— start SOURCE EXCERPT —

Reputation: 107
I have a very messy dataframe that looks like
df <- data.frame(Job = c("casual", "part time", "full time", "Level A total" , "casual","full time","Level B total"), institute1 = c(1,2,2,5,0,1,1))
Where the rows above "Level B total" refer to level B, until going up the rows you get to "level A total" where it now refers to level A. The data is >500 lines long so manually cleaning it is an option but an unpleasant one, but I cant think of how to code it so I can add information so R knows what Level each cell is referring to.
Upvotes: 0
Views: 89
Reputation: 5798
Base R solution:
transform(within(df[rev(seq_len(nrow(df))),],
{
Level <- ifelse(grepl("Level\\s*[A-Z]", Job),
gsub("\\s*total", "", Job), NA_character_)
}
), Level = na.omit(Level)[cumsum(!(is.na(Level)))])[rev(seq_len(nrow(df))),]
Upvotes: 0
Reputation: 389325
We can create a new column Level
and put all the "Level"
values in it. fill
the NA
values with the non-NA value below it. Clean up the Level
column by adding text from Job
.
library(dplyr)
df %>%
mutate(Level = replace(Job, !grepl('Level', Job), NA)) %>%
tidyr::fill(Level, .direction = 'up') %>%
mutate(Level = ifelse(grepl('total', Job),
Job, paste0(sub('total', '', Level), Job)))
# Job institute1 Level
#1 casual 1 Level A casual
#2 part time 2 Level A part time
#3 full time 2 Level A full time
#4 Level A total 5 Level A total
#5 casual 0 Level B casual
#6 full time 1 Level B full time
#7 Level B total 1 Level B total
Upvotes: 2

— end SOURCE EXCERPT —

• [SET EXERCISE 1]: Reproduce the stretch of the R dataframe thread from "values in it." through "paste0(sub('total', '', Level), Job)))", word for word.
• [SET EXERCISE 2]: Transcribe the rows below, from the first row through the one containing "box-group <box>990 553 1198 751</box>", keeping every character unchanged.
The rows below are separate material with no connection to the R dataframe thread above.

— start PROVIDED ENTRIES —

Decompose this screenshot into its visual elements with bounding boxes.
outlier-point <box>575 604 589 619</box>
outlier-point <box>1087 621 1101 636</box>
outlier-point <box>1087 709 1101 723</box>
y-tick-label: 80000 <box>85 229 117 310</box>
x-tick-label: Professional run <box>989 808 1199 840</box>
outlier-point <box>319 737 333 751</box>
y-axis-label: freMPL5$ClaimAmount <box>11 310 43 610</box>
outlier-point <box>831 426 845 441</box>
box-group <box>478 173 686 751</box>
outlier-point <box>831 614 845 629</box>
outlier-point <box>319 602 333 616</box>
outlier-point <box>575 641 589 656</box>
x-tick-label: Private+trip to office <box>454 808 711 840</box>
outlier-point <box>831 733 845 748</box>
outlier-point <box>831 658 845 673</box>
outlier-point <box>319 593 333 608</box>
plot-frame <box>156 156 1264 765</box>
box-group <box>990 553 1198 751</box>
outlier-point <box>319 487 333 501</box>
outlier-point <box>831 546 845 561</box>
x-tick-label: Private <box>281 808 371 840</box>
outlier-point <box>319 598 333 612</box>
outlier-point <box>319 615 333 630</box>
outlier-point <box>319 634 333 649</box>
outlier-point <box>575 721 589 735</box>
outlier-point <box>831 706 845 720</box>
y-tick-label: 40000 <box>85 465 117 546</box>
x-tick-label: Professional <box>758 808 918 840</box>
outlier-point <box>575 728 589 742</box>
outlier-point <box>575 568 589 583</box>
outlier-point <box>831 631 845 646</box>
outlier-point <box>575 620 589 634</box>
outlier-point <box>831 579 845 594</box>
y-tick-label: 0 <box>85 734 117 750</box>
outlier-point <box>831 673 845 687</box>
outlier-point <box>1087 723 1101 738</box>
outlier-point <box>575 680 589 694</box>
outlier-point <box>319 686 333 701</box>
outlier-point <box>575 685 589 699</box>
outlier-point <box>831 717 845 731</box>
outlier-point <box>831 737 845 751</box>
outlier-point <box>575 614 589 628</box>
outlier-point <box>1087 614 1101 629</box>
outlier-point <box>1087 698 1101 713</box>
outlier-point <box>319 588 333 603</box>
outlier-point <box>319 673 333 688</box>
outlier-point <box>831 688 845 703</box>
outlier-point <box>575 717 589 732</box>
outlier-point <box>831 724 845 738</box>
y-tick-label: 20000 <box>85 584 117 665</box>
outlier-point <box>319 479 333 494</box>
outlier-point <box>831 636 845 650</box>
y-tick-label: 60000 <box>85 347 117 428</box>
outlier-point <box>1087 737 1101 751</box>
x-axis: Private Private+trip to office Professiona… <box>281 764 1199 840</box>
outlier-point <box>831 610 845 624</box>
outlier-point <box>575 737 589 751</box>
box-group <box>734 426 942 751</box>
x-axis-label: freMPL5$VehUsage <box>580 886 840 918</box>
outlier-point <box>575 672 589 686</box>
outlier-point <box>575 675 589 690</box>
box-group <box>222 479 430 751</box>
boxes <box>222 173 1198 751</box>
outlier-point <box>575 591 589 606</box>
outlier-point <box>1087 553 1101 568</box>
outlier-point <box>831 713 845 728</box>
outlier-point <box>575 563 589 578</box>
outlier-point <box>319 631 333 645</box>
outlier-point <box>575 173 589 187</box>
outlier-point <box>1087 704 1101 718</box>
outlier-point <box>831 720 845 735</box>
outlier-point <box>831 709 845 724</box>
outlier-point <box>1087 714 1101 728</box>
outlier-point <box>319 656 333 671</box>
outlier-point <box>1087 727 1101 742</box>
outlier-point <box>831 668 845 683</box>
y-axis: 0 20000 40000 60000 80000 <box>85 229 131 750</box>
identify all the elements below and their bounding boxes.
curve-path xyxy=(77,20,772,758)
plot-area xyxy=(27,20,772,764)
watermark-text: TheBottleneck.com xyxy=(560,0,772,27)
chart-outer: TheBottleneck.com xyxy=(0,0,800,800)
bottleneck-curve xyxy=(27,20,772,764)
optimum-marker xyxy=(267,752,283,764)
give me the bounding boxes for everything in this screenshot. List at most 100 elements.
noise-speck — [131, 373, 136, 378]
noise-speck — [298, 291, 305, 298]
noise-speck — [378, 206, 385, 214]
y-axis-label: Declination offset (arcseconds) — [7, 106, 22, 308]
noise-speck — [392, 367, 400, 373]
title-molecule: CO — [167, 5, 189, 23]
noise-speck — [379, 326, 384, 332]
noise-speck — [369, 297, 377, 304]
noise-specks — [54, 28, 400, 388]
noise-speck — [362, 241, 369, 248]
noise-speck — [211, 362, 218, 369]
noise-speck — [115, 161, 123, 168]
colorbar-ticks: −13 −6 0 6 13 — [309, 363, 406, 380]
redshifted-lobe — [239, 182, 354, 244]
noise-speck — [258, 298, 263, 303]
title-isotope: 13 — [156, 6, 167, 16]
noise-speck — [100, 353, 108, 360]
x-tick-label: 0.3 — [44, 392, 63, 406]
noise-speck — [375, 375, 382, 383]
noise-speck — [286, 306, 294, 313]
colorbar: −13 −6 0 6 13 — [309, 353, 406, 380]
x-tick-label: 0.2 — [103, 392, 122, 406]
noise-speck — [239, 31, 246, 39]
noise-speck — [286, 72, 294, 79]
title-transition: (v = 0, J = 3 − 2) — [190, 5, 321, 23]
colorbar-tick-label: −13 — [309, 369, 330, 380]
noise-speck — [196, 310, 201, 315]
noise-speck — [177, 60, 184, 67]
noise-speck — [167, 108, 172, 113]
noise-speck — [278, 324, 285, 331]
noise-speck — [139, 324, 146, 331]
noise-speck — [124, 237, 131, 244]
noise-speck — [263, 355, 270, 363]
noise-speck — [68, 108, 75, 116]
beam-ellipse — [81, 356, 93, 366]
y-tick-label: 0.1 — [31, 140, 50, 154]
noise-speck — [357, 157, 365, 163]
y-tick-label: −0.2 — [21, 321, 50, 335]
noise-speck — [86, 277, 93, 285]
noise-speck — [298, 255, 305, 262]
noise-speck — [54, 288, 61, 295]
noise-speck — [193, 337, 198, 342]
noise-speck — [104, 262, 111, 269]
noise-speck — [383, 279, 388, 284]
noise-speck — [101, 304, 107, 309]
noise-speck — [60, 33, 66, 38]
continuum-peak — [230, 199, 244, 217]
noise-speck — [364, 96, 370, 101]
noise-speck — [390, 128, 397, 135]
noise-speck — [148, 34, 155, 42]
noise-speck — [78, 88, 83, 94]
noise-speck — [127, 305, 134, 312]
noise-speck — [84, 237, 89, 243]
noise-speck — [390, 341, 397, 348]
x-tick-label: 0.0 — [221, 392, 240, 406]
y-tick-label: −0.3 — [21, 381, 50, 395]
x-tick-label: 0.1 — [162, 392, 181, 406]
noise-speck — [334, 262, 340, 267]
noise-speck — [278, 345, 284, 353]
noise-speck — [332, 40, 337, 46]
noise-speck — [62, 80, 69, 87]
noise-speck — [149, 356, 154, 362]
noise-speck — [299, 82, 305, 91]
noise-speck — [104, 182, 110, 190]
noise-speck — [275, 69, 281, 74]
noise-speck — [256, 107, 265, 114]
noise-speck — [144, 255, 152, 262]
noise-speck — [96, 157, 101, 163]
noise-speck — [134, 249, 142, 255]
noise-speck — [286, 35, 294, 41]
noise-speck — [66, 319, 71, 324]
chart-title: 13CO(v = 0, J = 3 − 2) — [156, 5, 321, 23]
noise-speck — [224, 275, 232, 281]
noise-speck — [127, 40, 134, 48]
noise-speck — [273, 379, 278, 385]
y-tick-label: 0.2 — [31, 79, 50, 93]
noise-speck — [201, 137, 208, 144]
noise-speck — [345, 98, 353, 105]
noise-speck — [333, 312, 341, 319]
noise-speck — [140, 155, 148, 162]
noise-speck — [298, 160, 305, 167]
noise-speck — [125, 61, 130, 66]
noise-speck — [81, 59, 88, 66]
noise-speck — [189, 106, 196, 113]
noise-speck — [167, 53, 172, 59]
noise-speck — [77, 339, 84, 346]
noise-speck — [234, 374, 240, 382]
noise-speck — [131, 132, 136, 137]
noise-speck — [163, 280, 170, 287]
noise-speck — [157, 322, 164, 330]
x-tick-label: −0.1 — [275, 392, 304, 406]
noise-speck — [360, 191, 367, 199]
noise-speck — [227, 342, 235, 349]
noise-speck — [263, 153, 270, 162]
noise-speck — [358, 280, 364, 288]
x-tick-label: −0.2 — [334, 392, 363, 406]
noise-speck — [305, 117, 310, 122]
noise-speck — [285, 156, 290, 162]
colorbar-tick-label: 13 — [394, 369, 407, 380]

— end PROVIDED ENTRIES —

• [EXPECTED OUTPUT 1]:
values in it. fill
the NA
values with the non-NA value below it. Clean up the Level
column by adding text from Job
.
library(dplyr)
df %>%
mutate(Level = replace(Job, !grepl('Level', Job), NA)) %>%
tidyr::fill(Level, .direction = 'up') %>%
mutate(Level = ifelse(grepl('total', Job),
Job, paste0(sub('total', '', Level), Job)))

• [EXPECTED OUTPUT 2]:
Decompose this screenshot into its visual elements with bounding boxes.
outlier-point <box>575 604 589 619</box>
outlier-point <box>1087 621 1101 636</box>
outlier-point <box>1087 709 1101 723</box>
y-tick-label: 80000 <box>85 229 117 310</box>
x-tick-label: Professional run <box>989 808 1199 840</box>
outlier-point <box>319 737 333 751</box>
y-axis-label: freMPL5$ClaimAmount <box>11 310 43 610</box>
outlier-point <box>831 426 845 441</box>
box-group <box>478 173 686 751</box>
outlier-point <box>831 614 845 629</box>
outlier-point <box>319 602 333 616</box>
outlier-point <box>575 641 589 656</box>
x-tick-label: Private+trip to office <box>454 808 711 840</box>
outlier-point <box>831 733 845 748</box>
outlier-point <box>831 658 845 673</box>
outlier-point <box>319 593 333 608</box>
plot-frame <box>156 156 1264 765</box>
box-group <box>990 553 1198 751</box>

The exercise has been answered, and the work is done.